>>

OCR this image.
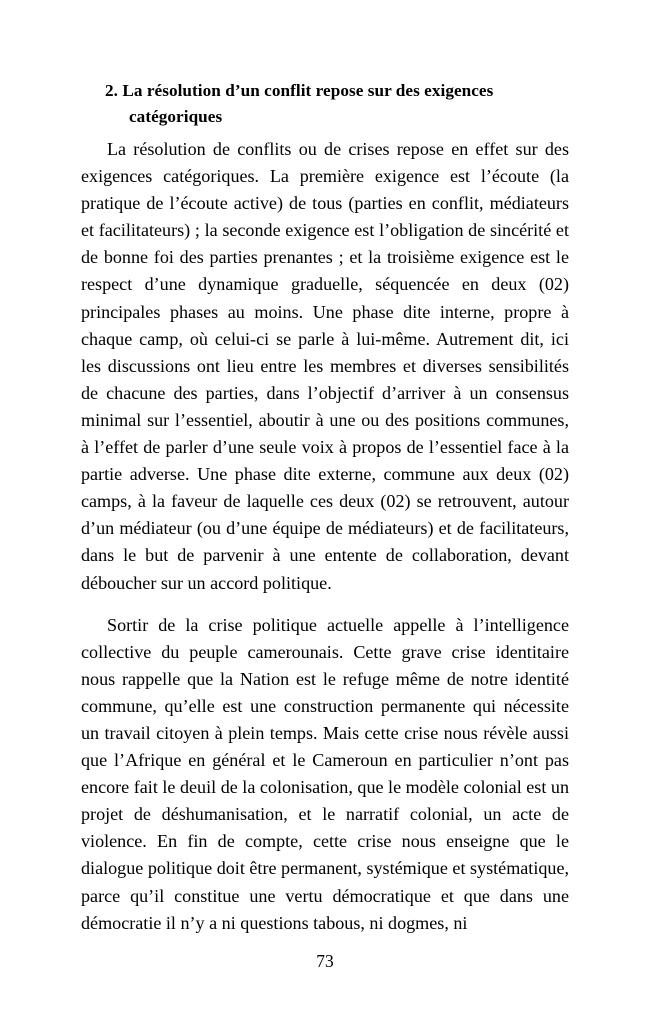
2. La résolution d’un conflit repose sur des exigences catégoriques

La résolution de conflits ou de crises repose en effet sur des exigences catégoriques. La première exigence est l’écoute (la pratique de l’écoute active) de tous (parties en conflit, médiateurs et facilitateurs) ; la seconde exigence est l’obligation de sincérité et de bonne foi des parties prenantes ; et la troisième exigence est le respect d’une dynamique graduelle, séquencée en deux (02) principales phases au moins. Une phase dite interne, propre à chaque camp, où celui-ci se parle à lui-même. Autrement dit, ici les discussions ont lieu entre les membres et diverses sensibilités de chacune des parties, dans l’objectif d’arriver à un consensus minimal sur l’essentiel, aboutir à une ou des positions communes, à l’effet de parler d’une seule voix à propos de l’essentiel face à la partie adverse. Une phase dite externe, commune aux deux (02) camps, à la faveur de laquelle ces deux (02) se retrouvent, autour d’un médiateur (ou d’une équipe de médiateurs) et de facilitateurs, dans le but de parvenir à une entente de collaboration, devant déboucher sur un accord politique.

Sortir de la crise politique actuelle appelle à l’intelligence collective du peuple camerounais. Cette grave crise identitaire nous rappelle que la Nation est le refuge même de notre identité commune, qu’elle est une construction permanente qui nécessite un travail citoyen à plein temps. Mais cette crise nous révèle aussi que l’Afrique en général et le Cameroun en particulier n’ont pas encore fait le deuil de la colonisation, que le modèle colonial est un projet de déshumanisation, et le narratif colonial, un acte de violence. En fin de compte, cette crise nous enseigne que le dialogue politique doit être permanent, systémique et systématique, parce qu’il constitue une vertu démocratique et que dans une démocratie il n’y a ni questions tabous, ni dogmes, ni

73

<<
>>

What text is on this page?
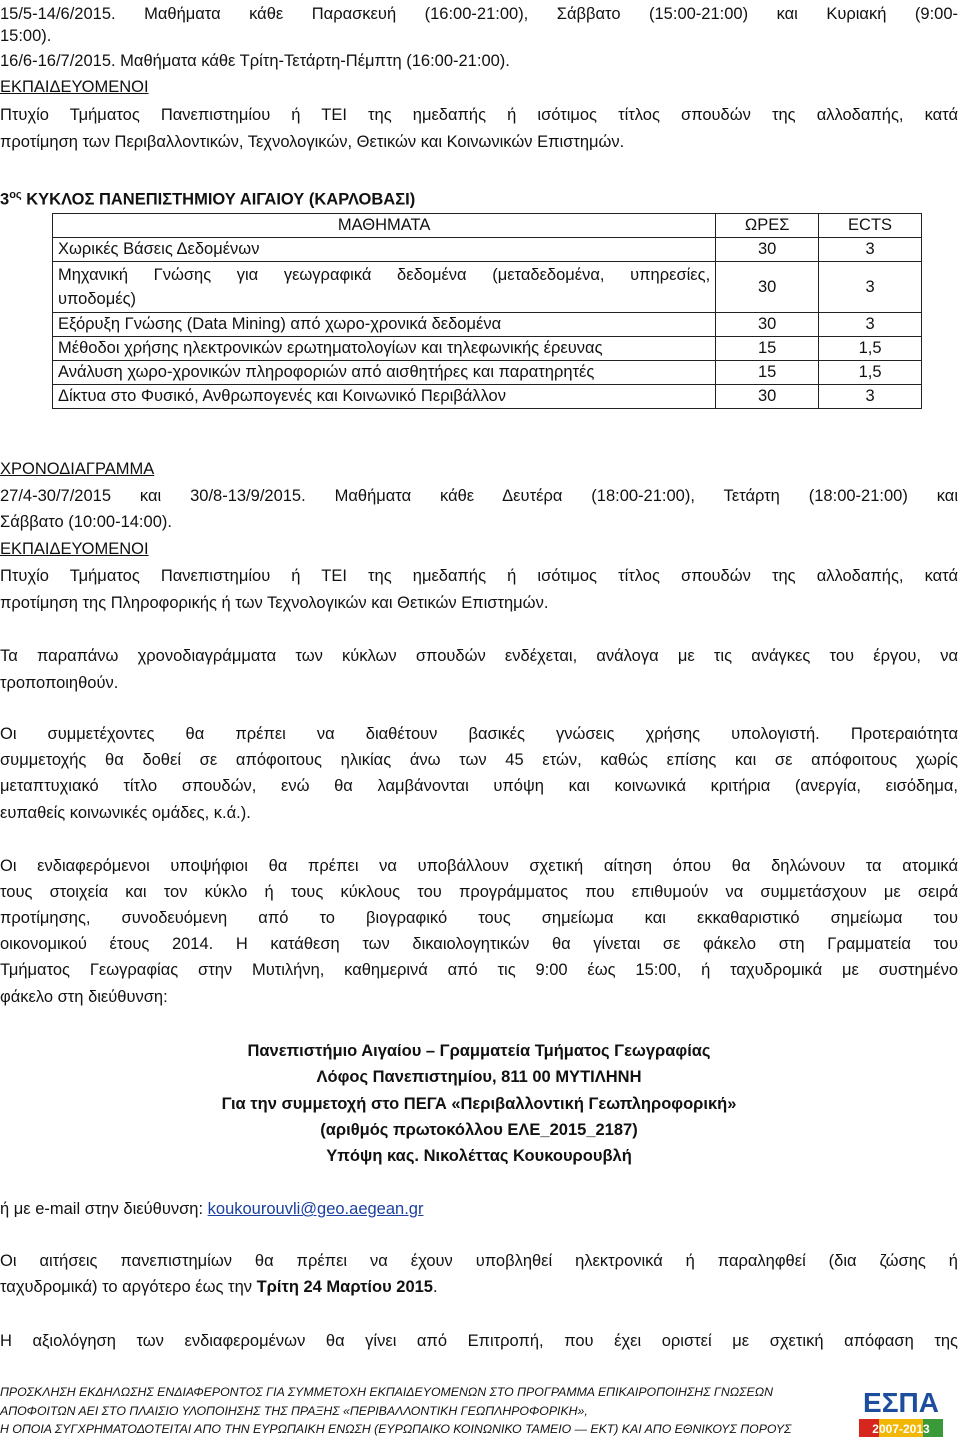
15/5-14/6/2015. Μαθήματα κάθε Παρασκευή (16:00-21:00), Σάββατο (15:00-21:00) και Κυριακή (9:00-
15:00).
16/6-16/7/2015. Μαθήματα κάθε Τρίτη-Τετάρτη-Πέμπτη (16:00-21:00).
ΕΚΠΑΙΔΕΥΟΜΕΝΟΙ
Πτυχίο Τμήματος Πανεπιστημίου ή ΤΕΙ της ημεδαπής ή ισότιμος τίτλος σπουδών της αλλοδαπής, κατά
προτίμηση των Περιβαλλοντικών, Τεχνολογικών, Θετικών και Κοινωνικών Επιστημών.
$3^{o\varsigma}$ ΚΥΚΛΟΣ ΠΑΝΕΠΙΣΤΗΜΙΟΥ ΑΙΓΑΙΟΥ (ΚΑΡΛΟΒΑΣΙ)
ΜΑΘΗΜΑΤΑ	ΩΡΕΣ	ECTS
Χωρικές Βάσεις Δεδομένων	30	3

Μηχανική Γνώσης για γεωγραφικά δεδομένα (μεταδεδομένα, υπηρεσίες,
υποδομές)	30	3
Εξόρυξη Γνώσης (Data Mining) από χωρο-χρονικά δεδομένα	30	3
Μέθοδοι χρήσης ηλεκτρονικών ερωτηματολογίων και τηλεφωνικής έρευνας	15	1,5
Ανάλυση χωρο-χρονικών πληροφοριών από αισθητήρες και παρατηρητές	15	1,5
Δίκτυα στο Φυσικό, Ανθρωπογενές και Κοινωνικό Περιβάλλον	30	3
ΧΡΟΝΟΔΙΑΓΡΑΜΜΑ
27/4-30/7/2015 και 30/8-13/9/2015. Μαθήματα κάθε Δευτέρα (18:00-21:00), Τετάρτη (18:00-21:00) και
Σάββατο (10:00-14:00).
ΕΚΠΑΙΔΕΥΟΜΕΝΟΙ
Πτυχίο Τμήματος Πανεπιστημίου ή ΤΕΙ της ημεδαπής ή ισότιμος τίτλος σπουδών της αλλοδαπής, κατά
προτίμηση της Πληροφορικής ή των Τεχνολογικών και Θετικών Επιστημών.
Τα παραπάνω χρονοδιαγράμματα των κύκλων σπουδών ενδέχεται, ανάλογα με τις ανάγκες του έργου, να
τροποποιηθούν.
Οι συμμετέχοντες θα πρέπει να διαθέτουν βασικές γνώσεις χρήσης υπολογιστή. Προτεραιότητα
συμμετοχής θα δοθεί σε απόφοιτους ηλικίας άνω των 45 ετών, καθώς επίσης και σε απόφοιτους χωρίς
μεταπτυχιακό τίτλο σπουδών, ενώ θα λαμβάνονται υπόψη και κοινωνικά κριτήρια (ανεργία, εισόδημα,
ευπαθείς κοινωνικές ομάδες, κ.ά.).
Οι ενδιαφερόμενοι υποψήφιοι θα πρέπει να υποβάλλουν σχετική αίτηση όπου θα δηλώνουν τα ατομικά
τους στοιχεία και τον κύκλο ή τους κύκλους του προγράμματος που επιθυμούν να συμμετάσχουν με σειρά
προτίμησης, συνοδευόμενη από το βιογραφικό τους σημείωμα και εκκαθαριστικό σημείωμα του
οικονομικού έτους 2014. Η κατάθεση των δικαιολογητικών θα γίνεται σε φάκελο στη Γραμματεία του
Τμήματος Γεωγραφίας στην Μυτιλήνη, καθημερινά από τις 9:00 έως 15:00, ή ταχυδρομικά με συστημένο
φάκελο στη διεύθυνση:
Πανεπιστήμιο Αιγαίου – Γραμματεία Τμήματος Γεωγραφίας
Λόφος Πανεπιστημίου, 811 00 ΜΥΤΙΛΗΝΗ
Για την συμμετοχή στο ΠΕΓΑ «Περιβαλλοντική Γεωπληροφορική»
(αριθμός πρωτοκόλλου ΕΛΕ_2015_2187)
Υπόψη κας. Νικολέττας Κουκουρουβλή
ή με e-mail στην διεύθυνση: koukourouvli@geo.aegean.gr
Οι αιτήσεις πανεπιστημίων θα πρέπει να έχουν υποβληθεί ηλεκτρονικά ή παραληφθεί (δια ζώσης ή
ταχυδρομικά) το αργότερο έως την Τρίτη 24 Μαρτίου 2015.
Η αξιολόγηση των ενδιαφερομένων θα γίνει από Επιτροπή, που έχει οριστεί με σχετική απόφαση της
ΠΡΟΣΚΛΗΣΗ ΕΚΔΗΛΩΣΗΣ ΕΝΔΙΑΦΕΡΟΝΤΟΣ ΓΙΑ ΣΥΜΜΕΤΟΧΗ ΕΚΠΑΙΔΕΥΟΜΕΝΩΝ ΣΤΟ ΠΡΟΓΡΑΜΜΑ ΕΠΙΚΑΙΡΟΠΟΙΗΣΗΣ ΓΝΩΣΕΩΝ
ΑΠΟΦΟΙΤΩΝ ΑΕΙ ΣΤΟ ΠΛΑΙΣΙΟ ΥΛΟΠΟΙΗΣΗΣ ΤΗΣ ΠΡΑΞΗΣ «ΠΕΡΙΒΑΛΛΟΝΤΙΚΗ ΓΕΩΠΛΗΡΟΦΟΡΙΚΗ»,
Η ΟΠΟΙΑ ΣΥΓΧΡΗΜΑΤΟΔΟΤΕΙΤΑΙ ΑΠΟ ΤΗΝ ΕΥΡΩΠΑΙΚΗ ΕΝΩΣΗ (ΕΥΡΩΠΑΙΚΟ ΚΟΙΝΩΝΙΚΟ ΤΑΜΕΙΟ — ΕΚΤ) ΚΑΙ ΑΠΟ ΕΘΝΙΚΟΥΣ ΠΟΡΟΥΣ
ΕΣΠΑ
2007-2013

<<

* [Problem details] Show all lines in the entries above where the string "χρήσης" appears.

* [Written response]
Μέθοδοι χρήσης ηλεκτρονικών ερωτηματολογίων και τηλεφωνικής έρευνας	15	1,5
Οι συμμετέχοντες θα πρέπει να διαθέτουν βασικές γνώσεις χρήσης υπολογιστή. Προτεραιότητα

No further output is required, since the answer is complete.